STATED TASK —
Pictures don't belong in the copy; print all the records exactly.

MATERIAL FOR THE TASK —
+++++

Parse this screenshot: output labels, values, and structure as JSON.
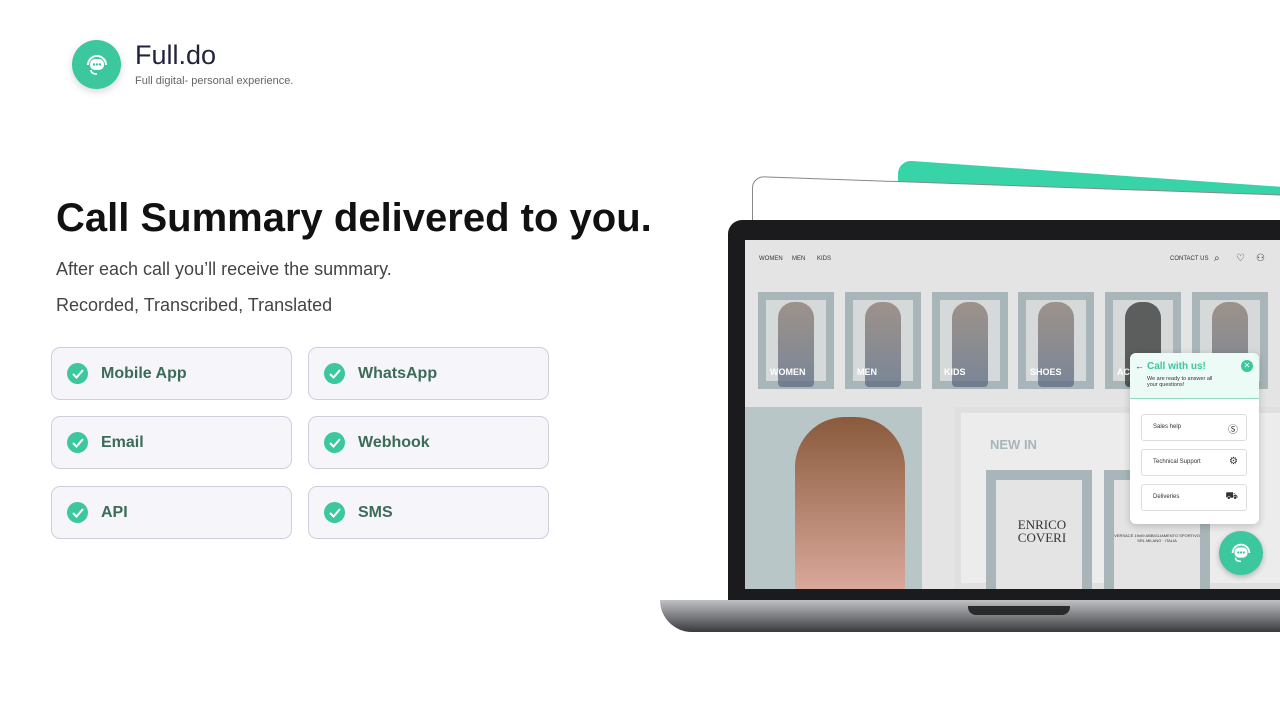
{
  "brand": {
    "name": "Full.do",
    "tagline": "Full digital- personal experience."
  },
  "hero": {
    "title": "Call Summary delivered to you.",
    "line1": "After each call you’ll receive the summary.",
    "line2": "Recorded, Transcribed, Translated"
  },
  "channels": [
    "Mobile App",
    "WhatsApp",
    "Email",
    "Webhook",
    "API",
    "SMS"
  ],
  "site": {
    "nav": [
      "WOMEN",
      "MEN",
      "KIDS"
    ],
    "contact": "CONTACT US",
    "categories": [
      "WOMEN",
      "MEN",
      "KIDS",
      "SHOES",
      "ACCESSORIES",
      ""
    ],
    "new_in": "NEW IN",
    "brand1": "ENRICO COVERI",
    "brand2": "19V69",
    "brand2_sub": "VERSACE 19•69 ABBIGLIAMENTO SPORTIVO SRL MILANO · ITALIA"
  },
  "widget": {
    "title": "Call with us!",
    "subtitle": "We are ready to answer all your questions!",
    "options": [
      {
        "label": "Sales help",
        "icon": "dollar-icon"
      },
      {
        "label": "Technical Support",
        "icon": "support-icon"
      },
      {
        "label": "Deliveries",
        "icon": "truck-icon"
      }
    ]
  },
  "colors": {
    "accent": "#3cc79f",
    "text_green": "#3c6b57"
  }
}
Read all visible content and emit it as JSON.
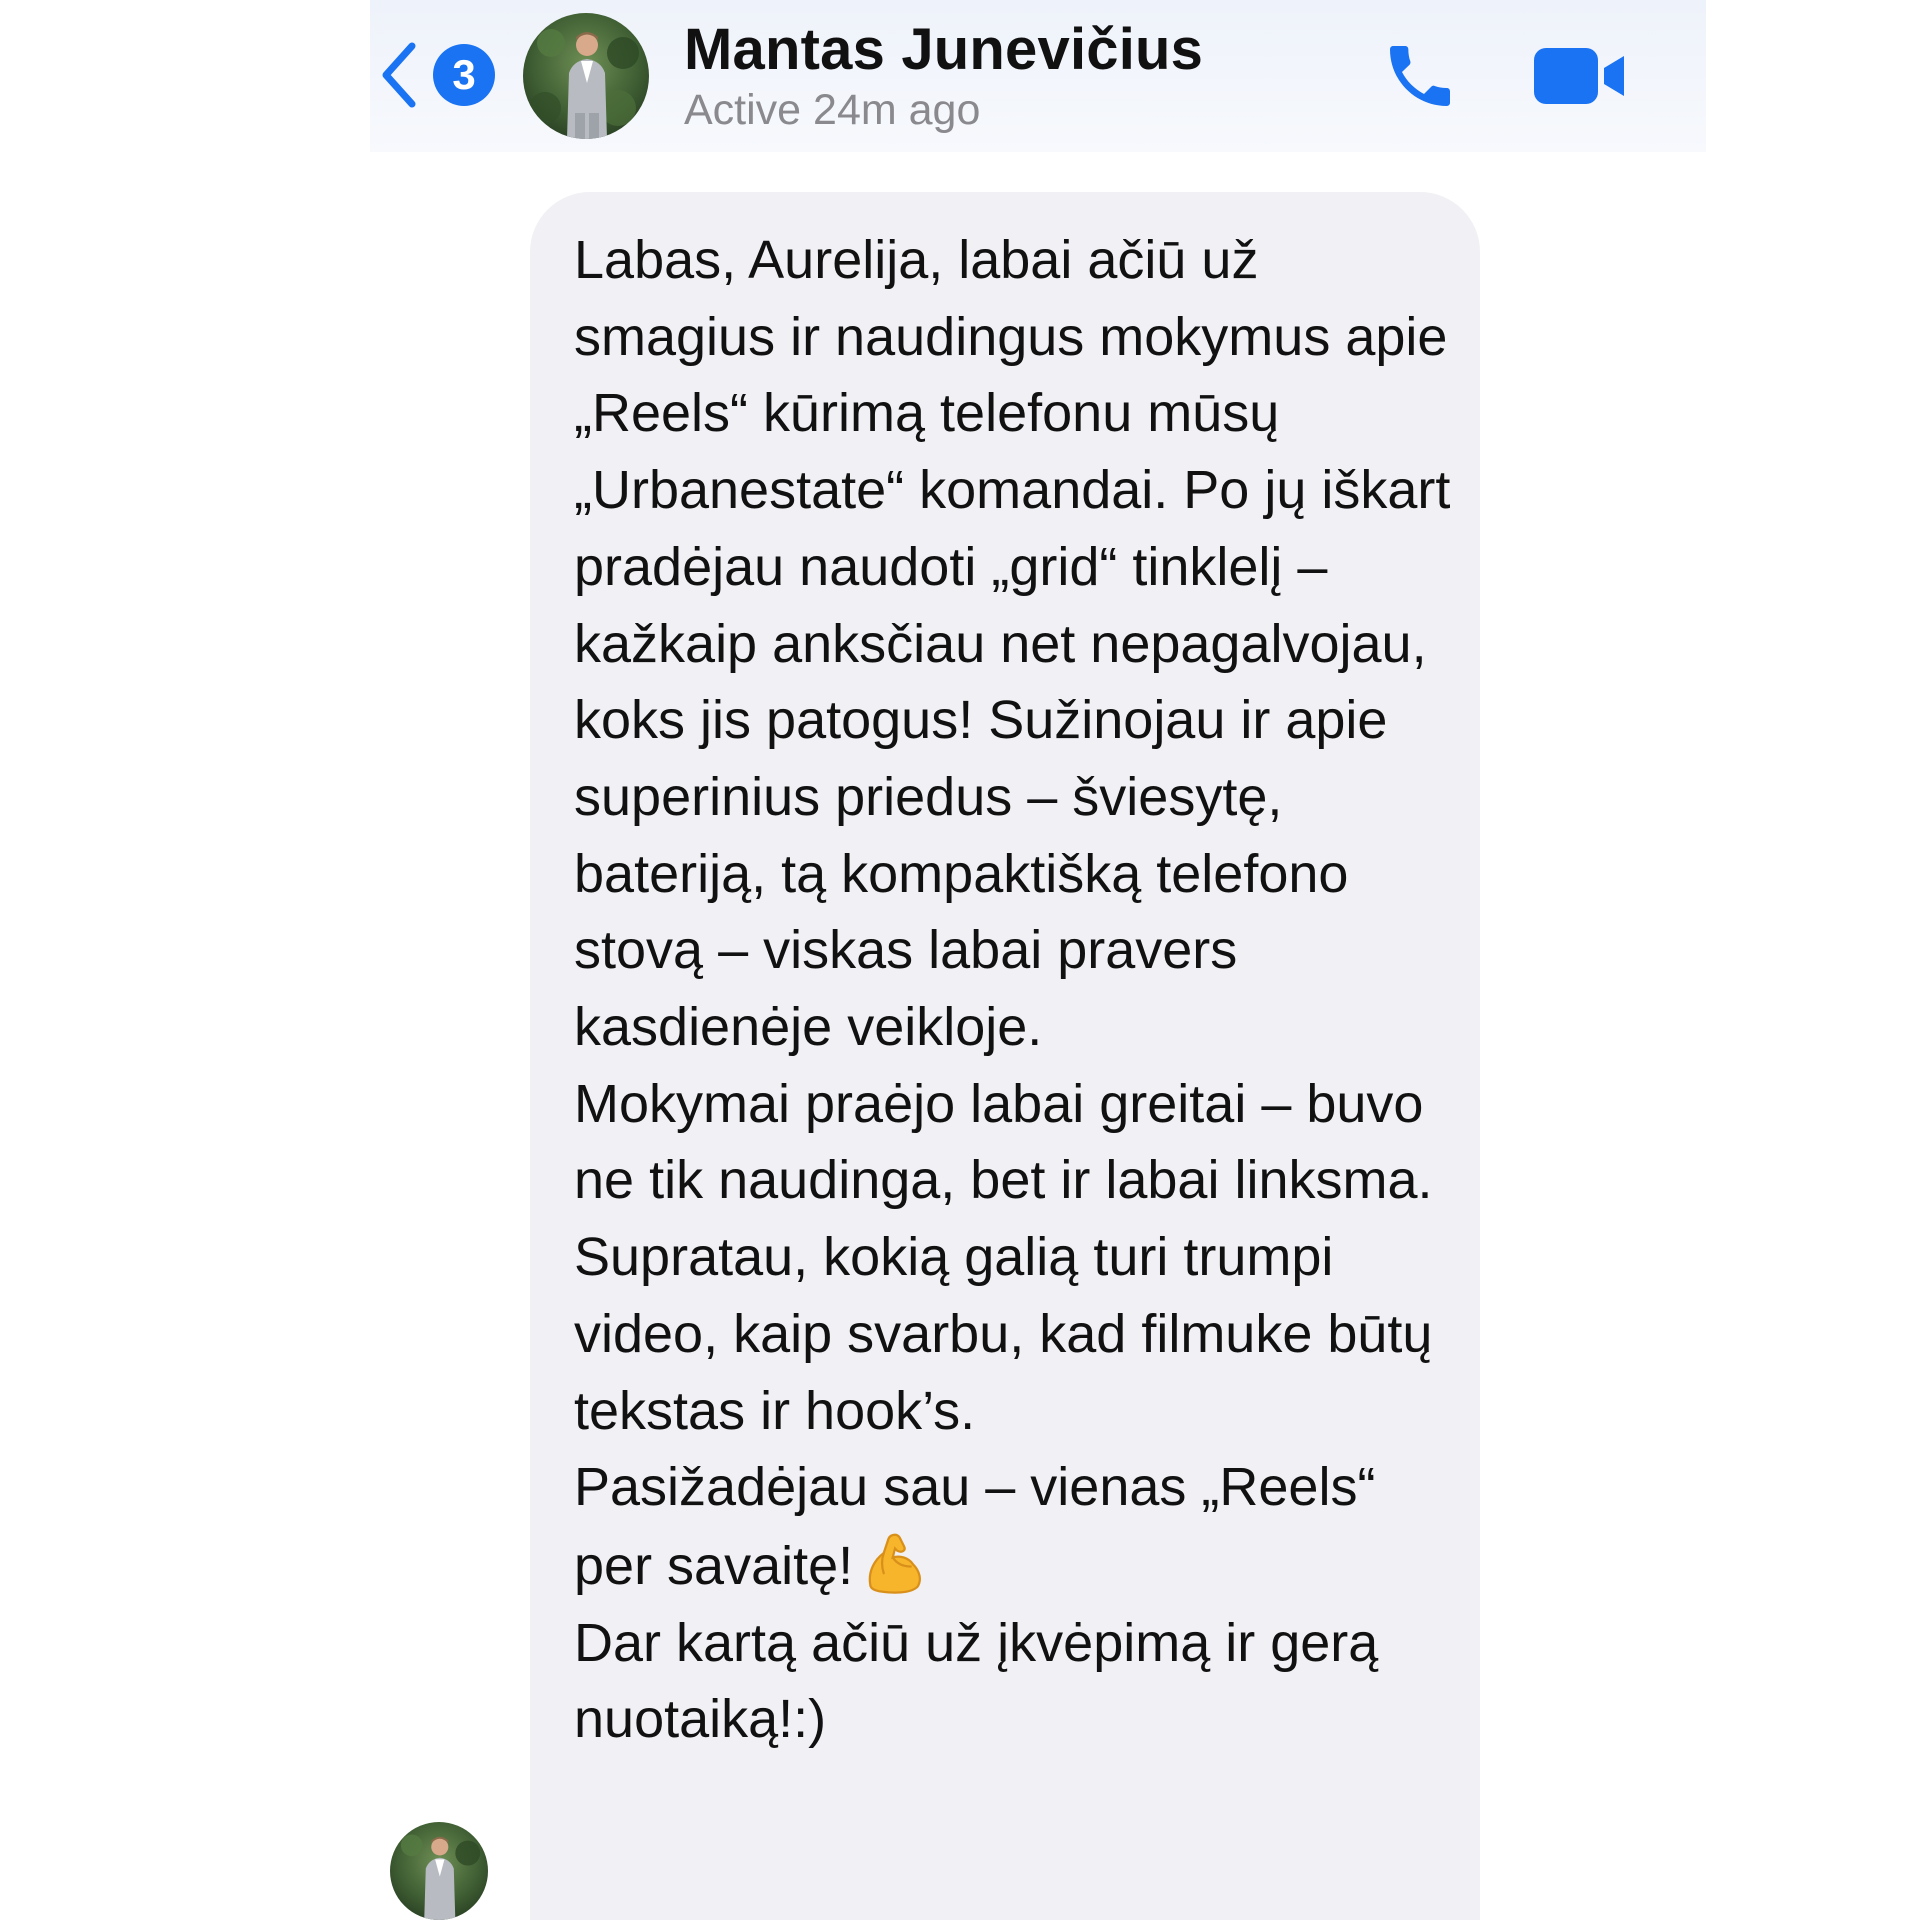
{
  "header": {
    "back_badge_count": "3",
    "contact_name": "Mantas Junevičius",
    "status": "Active 24m ago",
    "icons": {
      "back": "chevron-left-icon",
      "call": "phone-icon",
      "video": "video-camera-icon"
    }
  },
  "colors": {
    "accent": "#1a73f2",
    "bubble_bg": "#f0f0f5",
    "header_bg": "#eef2fa",
    "status_text": "#8a8a8e"
  },
  "message": {
    "paragraphs": [
      "Labas, Aurelija, labai ačiū už smagius ir naudingus mokymus apie „Reels“ kūrimą telefonu mūsų „Urbanestate“ komandai. Po jų iškart pradėjau naudoti „grid“ tinklelį – kažkaip anksčiau net nepagalvojau, koks jis patogus! Sužinojau ir apie superinius priedus – šviesytę, bateriją, tą kompaktišką telefono stovą – viskas labai pravers kasdienėje veikloje.",
      "Mokymai praėjo labai greitai – buvo ne tik naudinga, bet ir labai linksma. Supratau, kokią galią turi trumpi video, kaip svarbu, kad filmuke būtų tekstas ir hook’s.",
      "Pasižadėjau sau – vienas „Reels“ per savaitę!",
      "Dar kartą ačiū už įkvėpimą ir gerą nuotaiką!:)"
    ],
    "emoji": "flexed-biceps-emoji"
  }
}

+++++

CORRECT RESULT —
Parse this screenshot: output labels, values, and structure as JSON.
{
  "brand": {
    "name": "Full.do",
    "tagline": "Full digital- personal experience."
  },
  "hero": {
    "title": "Call Summary delivered to you.",
    "line1": "After each call you’ll receive the summary.",
    "line2": "Recorded, Transcribed, Translated"
  },
  "channels": [
    "Mobile App",
    "WhatsApp",
    "Email",
    "Webhook",
    "API",
    "SMS"
  ],
  "site": {
    "nav": [
      "WOMEN",
      "MEN",
      "KIDS"
    ],
    "contact": "CONTACT US",
    "categories": [
      "WOMEN",
      "MEN",
      "KIDS",
      "SHOES",
      "ACCESSORIES",
      ""
    ],
    "new_in": "NEW IN",
    "brand1": "ENRICO COVERI",
    "brand2": "19V69",
    "brand2_sub": "VERSACE 19•69 ABBIGLIAMENTO SPORTIVO SRL MILANO · ITALIA"
  },
  "widget": {
    "title": "Call with us!",
    "subtitle": "We are ready to answer all your questions!",
    "options": [
      {
        "label": "Sales help",
        "icon": "dollar-icon"
      },
      {
        "label": "Technical Support",
        "icon": "support-icon"
      },
      {
        "label": "Deliveries",
        "icon": "truck-icon"
      }
    ]
  },
  "colors": {
    "accent": "#3cc79f",
    "text_green": "#3c6b57"
  }
}
Read all visible content and emit it as JSON.
{
  "header": {
    "back_badge_count": "3",
    "contact_name": "Mantas Junevičius",
    "status": "Active 24m ago",
    "icons": {
      "back": "chevron-left-icon",
      "call": "phone-icon",
      "video": "video-camera-icon"
    }
  },
  "colors": {
    "accent": "#1a73f2",
    "bubble_bg": "#f0f0f5",
    "header_bg": "#eef2fa",
    "status_text": "#8a8a8e"
  },
  "message": {
    "paragraphs": [
      "Labas, Aurelija, labai ačiū už smagius ir naudingus mokymus apie „Reels“ kūrimą telefonu mūsų „Urbanestate“ komandai. Po jų iškart pradėjau naudoti „grid“ tinklelį – kažkaip anksčiau net nepagalvojau, koks jis patogus! Sužinojau ir apie superinius priedus – šviesytę, bateriją, tą kompaktišką telefono stovą – viskas labai pravers kasdienėje veikloje.",
      "Mokymai praėjo labai greitai – buvo ne tik naudinga, bet ir labai linksma. Supratau, kokią galią turi trumpi video, kaip svarbu, kad filmuke būtų tekstas ir hook’s.",
      "Pasižadėjau sau – vienas „Reels“ per savaitę!",
      "Dar kartą ačiū už įkvėpimą ir gerą nuotaiką!:)"
    ],
    "emoji": "flexed-biceps-emoji"
  }
}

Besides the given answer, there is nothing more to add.